#### RECORD EXTRACTS ####

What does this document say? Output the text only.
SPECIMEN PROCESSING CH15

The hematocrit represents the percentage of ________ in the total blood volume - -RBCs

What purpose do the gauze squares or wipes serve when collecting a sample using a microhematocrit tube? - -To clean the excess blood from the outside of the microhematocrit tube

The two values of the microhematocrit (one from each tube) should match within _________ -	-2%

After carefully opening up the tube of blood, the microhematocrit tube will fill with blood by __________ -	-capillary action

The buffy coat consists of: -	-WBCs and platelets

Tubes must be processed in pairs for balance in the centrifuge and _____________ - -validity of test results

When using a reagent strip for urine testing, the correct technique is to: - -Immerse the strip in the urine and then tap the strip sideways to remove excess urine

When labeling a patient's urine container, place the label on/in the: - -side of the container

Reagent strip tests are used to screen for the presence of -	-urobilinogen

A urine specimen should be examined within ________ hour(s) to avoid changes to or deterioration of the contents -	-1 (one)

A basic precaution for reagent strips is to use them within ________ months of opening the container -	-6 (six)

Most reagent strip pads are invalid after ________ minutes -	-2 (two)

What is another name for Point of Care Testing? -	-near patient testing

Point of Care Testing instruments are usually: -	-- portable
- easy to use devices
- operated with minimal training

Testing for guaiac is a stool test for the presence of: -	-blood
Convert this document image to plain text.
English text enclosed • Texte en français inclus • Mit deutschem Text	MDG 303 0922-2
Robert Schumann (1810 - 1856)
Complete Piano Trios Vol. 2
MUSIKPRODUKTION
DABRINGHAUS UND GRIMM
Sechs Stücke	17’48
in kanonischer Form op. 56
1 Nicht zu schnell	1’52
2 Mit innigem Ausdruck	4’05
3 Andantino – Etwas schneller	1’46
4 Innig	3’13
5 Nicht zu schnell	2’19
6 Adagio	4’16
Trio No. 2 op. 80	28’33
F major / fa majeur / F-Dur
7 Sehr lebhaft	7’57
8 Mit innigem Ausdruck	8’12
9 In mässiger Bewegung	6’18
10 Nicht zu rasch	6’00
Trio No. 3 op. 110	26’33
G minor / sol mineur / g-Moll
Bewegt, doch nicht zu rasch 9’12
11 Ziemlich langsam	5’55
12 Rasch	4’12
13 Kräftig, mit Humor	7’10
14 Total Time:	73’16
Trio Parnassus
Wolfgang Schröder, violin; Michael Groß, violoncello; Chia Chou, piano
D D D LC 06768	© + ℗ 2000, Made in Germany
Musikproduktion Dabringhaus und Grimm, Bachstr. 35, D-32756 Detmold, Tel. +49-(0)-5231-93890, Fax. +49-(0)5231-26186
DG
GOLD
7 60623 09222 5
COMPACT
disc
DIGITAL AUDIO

####

EXERCISE: Type the material above out again, exactly.

THE SOLUTION:
What does this document say? Output the text only.
SPECIMEN PROCESSING CH15

The hematocrit represents the percentage of ________ in the total blood volume - -RBCs

What purpose do the gauze squares or wipes serve when collecting a sample using a microhematocrit tube? - -To clean the excess blood from the outside of the microhematocrit tube

The two values of the microhematocrit (one from each tube) should match within _________ -	-2%

After carefully opening up the tube of blood, the microhematocrit tube will fill with blood by __________ -	-capillary action

The buffy coat consists of: -	-WBCs and platelets

Tubes must be processed in pairs for balance in the centrifuge and _____________ - -validity of test results

When using a reagent strip for urine testing, the correct technique is to: - -Immerse the strip in the urine and then tap the strip sideways to remove excess urine

When labeling a patient's urine container, place the label on/in the: - -side of the container

Reagent strip tests are used to screen for the presence of -	-urobilinogen

A urine specimen should be examined within ________ hour(s) to avoid changes to or deterioration of the contents -	-1 (one)

A basic precaution for reagent strips is to use them within ________ months of opening the container -	-6 (six)

Most reagent strip pads are invalid after ________ minutes -	-2 (two)

What is another name for Point of Care Testing? -	-near patient testing

Point of Care Testing instruments are usually: -	-- portable
- easy to use devices
- operated with minimal training

Testing for guaiac is a stool test for the presence of: -	-blood
Convert this document image to plain text.
English text enclosed • Texte en français inclus • Mit deutschem Text	MDG 303 0922-2
Robert Schumann (1810 - 1856)
Complete Piano Trios Vol. 2
MUSIKPRODUKTION
DABRINGHAUS UND GRIMM
Sechs Stücke	17’48
in kanonischer Form op. 56
1 Nicht zu schnell	1’52
2 Mit innigem Ausdruck	4’05
3 Andantino – Etwas schneller	1’46
4 Innig	3’13
5 Nicht zu schnell	2’19
6 Adagio	4’16
Trio No. 2 op. 80	28’33
F major / fa majeur / F-Dur
7 Sehr lebhaft	7’57
8 Mit innigem Ausdruck	8’12
9 In mässiger Bewegung	6’18
10 Nicht zu rasch	6’00
Trio No. 3 op. 110	26’33
G minor / sol mineur / g-Moll
Bewegt, doch nicht zu rasch 9’12
11 Ziemlich langsam	5’55
12 Rasch	4’12
13 Kräftig, mit Humor	7’10
14 Total Time:	73’16
Trio Parnassus
Wolfgang Schröder, violin; Michael Groß, violoncello; Chia Chou, piano
D D D LC 06768	© + ℗ 2000, Made in Germany
Musikproduktion Dabringhaus und Grimm, Bachstr. 35, D-32756 Detmold, Tel. +49-(0)-5231-93890, Fax. +49-(0)5231-26186
DG
GOLD
7 60623 09222 5
COMPACT
disc
DIGITAL AUDIO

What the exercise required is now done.